** GIVEN REQUEST **
Reproduce the complete listing without any deviation.

** THE INPUT **

○ ○ ○ ○ ○ ○ ○

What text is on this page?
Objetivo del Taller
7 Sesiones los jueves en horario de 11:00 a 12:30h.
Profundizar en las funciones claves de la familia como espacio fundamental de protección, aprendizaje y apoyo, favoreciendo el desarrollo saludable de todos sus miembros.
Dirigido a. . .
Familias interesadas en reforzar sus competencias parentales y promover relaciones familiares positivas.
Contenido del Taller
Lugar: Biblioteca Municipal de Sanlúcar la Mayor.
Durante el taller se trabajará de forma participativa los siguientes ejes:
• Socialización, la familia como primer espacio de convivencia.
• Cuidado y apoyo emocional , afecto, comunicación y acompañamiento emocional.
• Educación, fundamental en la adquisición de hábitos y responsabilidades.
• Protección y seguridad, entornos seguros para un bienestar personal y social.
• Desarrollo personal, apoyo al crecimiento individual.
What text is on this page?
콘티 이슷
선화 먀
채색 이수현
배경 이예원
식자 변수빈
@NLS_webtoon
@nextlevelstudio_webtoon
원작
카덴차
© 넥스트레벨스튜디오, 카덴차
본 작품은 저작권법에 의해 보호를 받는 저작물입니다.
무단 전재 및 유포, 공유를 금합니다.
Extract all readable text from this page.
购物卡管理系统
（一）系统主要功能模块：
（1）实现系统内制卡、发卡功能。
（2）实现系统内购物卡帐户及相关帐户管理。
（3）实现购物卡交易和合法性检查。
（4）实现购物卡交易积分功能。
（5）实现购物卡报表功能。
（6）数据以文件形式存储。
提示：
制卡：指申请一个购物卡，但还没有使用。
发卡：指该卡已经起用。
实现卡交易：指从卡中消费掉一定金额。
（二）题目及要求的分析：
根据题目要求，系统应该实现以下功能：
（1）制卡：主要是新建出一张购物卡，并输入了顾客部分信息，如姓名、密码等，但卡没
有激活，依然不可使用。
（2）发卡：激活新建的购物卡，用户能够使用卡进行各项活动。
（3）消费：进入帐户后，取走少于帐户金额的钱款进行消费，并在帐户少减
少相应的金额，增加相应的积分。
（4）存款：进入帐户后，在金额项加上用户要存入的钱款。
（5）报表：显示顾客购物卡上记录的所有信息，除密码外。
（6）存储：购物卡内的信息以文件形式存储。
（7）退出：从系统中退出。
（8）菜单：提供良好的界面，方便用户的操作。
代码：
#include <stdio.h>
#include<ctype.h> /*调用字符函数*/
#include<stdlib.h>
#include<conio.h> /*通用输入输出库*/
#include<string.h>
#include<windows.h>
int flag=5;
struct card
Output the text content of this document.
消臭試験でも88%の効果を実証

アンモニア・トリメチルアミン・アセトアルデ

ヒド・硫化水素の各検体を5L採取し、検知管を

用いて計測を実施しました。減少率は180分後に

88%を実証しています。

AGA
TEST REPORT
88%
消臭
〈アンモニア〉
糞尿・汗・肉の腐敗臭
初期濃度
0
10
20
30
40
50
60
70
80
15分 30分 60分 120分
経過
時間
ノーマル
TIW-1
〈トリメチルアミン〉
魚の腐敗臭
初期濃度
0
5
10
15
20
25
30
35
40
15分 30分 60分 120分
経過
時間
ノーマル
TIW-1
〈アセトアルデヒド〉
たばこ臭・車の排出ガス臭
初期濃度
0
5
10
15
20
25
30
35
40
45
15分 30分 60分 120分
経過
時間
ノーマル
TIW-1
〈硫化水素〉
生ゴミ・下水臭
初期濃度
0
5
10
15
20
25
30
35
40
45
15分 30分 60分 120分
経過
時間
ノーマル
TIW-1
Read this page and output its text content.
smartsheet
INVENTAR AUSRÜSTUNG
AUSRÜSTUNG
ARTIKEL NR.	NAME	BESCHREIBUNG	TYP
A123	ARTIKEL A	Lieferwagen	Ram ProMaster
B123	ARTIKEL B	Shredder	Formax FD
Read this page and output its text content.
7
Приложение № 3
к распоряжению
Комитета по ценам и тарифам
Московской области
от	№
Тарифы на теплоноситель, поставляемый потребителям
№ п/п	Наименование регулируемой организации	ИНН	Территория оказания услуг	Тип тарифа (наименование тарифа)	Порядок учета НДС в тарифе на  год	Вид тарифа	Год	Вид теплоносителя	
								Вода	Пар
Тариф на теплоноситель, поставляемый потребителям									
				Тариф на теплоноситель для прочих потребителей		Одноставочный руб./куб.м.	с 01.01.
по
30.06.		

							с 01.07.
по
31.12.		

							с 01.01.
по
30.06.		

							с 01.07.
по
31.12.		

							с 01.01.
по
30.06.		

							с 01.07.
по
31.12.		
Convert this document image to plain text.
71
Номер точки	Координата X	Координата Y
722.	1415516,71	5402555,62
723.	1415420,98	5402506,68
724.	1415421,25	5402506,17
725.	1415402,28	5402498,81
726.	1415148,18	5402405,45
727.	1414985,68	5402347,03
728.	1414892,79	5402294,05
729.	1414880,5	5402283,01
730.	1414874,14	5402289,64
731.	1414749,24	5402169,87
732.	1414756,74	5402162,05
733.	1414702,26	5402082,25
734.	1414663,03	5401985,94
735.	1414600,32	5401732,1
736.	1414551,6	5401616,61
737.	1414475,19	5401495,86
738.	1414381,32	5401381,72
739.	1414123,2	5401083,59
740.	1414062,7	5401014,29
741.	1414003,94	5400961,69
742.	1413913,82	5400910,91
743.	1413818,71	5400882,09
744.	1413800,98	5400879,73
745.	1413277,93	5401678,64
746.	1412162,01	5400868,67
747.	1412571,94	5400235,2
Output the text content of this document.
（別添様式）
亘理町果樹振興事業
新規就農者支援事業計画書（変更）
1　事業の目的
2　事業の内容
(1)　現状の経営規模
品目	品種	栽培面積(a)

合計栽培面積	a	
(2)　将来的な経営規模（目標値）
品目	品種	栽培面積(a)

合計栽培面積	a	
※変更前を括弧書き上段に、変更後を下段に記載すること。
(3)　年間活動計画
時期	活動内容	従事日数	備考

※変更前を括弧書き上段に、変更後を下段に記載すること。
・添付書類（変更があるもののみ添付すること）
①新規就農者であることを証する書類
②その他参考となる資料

○ ○ ○ ○ ○ ○ ○

** EXERCISE SOLUTION **
What text is on this page?
Objetivo del Taller
7 Sesiones los jueves en horario de 11:00 a 12:30h.
Profundizar en las funciones claves de la familia como espacio fundamental de protección, aprendizaje y apoyo, favoreciendo el desarrollo saludable de todos sus miembros.
Dirigido a. . .
Familias interesadas en reforzar sus competencias parentales y promover relaciones familiares positivas.
Contenido del Taller
Lugar: Biblioteca Municipal de Sanlúcar la Mayor.
Durante el taller se trabajará de forma participativa los siguientes ejes:
• Socialización, la familia como primer espacio de convivencia.
• Cuidado y apoyo emocional , afecto, comunicación y acompañamiento emocional.
• Educación, fundamental en la adquisición de hábitos y responsabilidades.
• Protección y seguridad, entornos seguros para un bienestar personal y social.
• Desarrollo personal, apoyo al crecimiento individual.
What text is on this page?
콘티 이슷
선화 먀
채색 이수현
배경 이예원
식자 변수빈
@NLS_webtoon
@nextlevelstudio_webtoon
원작
카덴차
© 넥스트레벨스튜디오, 카덴차
본 작품은 저작권법에 의해 보호를 받는 저작물입니다.
무단 전재 및 유포, 공유를 금합니다.
Extract all readable text from this page.
购物卡管理系统
（一）系统主要功能模块：
（1）实现系统内制卡、发卡功能。
（2）实现系统内购物卡帐户及相关帐户管理。
（3）实现购物卡交易和合法性检查。
（4）实现购物卡交易积分功能。
（5）实现购物卡报表功能。
（6）数据以文件形式存储。
提示：
制卡：指申请一个购物卡，但还没有使用。
发卡：指该卡已经起用。
实现卡交易：指从卡中消费掉一定金额。
（二）题目及要求的分析：
根据题目要求，系统应该实现以下功能：
（1）制卡：主要是新建出一张购物卡，并输入了顾客部分信息，如姓名、密码等，但卡没
有激活，依然不可使用。
（2）发卡：激活新建的购物卡，用户能够使用卡进行各项活动。
（3）消费：进入帐户后，取走少于帐户金额的钱款进行消费，并在帐户少减
少相应的金额，增加相应的积分。
（4）存款：进入帐户后，在金额项加上用户要存入的钱款。
（5）报表：显示顾客购物卡上记录的所有信息，除密码外。
（6）存储：购物卡内的信息以文件形式存储。
（7）退出：从系统中退出。
（8）菜单：提供良好的界面，方便用户的操作。
代码：
#include <stdio.h>
#include<ctype.h> /*调用字符函数*/
#include<stdlib.h>
#include<conio.h> /*通用输入输出库*/
#include<string.h>
#include<windows.h>
int flag=5;
struct card
Output the text content of this document.
消臭試験でも88%の効果を実証

アンモニア・トリメチルアミン・アセトアルデ

ヒド・硫化水素の各検体を5L採取し、検知管を

用いて計測を実施しました。減少率は180分後に

88%を実証しています。

AGA
TEST REPORT
88%
消臭
〈アンモニア〉
糞尿・汗・肉の腐敗臭
初期濃度
0
10
20
30
40
50
60
70
80
15分 30分 60分 120分
経過
時間
ノーマル
TIW-1
〈トリメチルアミン〉
魚の腐敗臭
初期濃度
0
5
10
15
20
25
30
35
40
15分 30分 60分 120分
経過
時間
ノーマル
TIW-1
〈アセトアルデヒド〉
たばこ臭・車の排出ガス臭
初期濃度
0
5
10
15
20
25
30
35
40
45
15分 30分 60分 120分
経過
時間
ノーマル
TIW-1
〈硫化水素〉
生ゴミ・下水臭
初期濃度
0
5
10
15
20
25
30
35
40
45
15分 30分 60分 120分
経過
時間
ノーマル
TIW-1
Read this page and output its text content.
smartsheet
INVENTAR AUSRÜSTUNG
AUSRÜSTUNG
ARTIKEL NR.	NAME	BESCHREIBUNG	TYP
A123	ARTIKEL A	Lieferwagen	Ram ProMaster
B123	ARTIKEL B	Shredder	Formax FD
Read this page and output its text content.
7
Приложение № 3
к распоряжению
Комитета по ценам и тарифам
Московской области
от	№
Тарифы на теплоноситель, поставляемый потребителям
№ п/п	Наименование регулируемой организации	ИНН	Территория оказания услуг	Тип тарифа (наименование тарифа)	Порядок учета НДС в тарифе на  год	Вид тарифа	Год	Вид теплоносителя	
								Вода	Пар
Тариф на теплоноситель, поставляемый потребителям									
				Тариф на теплоноситель для прочих потребителей		Одноставочный руб./куб.м.	с 01.01.
по
30.06.		

							с 01.07.
по
31.12.		

							с 01.01.
по
30.06.		

							с 01.07.
по
31.12.		

							с 01.01.
по
30.06.		

							с 01.07.
по
31.12.		
Convert this document image to plain text.
71
Номер точки	Координата X	Координата Y
722.	1415516,71	5402555,62
723.	1415420,98	5402506,68
724.	1415421,25	5402506,17
725.	1415402,28	5402498,81
726.	1415148,18	5402405,45
727.	1414985,68	5402347,03
728.	1414892,79	5402294,05
729.	1414880,5	5402283,01
730.	1414874,14	5402289,64
731.	1414749,24	5402169,87
732.	1414756,74	5402162,05
733.	1414702,26	5402082,25
734.	1414663,03	5401985,94
735.	1414600,32	5401732,1
736.	1414551,6	5401616,61
737.	1414475,19	5401495,86
738.	1414381,32	5401381,72
739.	1414123,2	5401083,59
740.	1414062,7	5401014,29
741.	1414003,94	5400961,69
742.	1413913,82	5400910,91
743.	1413818,71	5400882,09
744.	1413800,98	5400879,73
745.	1413277,93	5401678,64
746.	1412162,01	5400868,67
747.	1412571,94	5400235,2
Output the text content of this document.
（別添様式）
亘理町果樹振興事業
新規就農者支援事業計画書（変更）
1　事業の目的
2　事業の内容
(1)　現状の経営規模
品目	品種	栽培面積(a)

合計栽培面積	a	
(2)　将来的な経営規模（目標値）
品目	品種	栽培面積(a)

合計栽培面積	a	
※変更前を括弧書き上段に、変更後を下段に記載すること。
(3)　年間活動計画
時期	活動内容	従事日数	備考

※変更前を括弧書き上段に、変更後を下段に記載すること。
・添付書類（変更があるもののみ添付すること）
①新規就農者であることを証する書類
②その他参考となる資料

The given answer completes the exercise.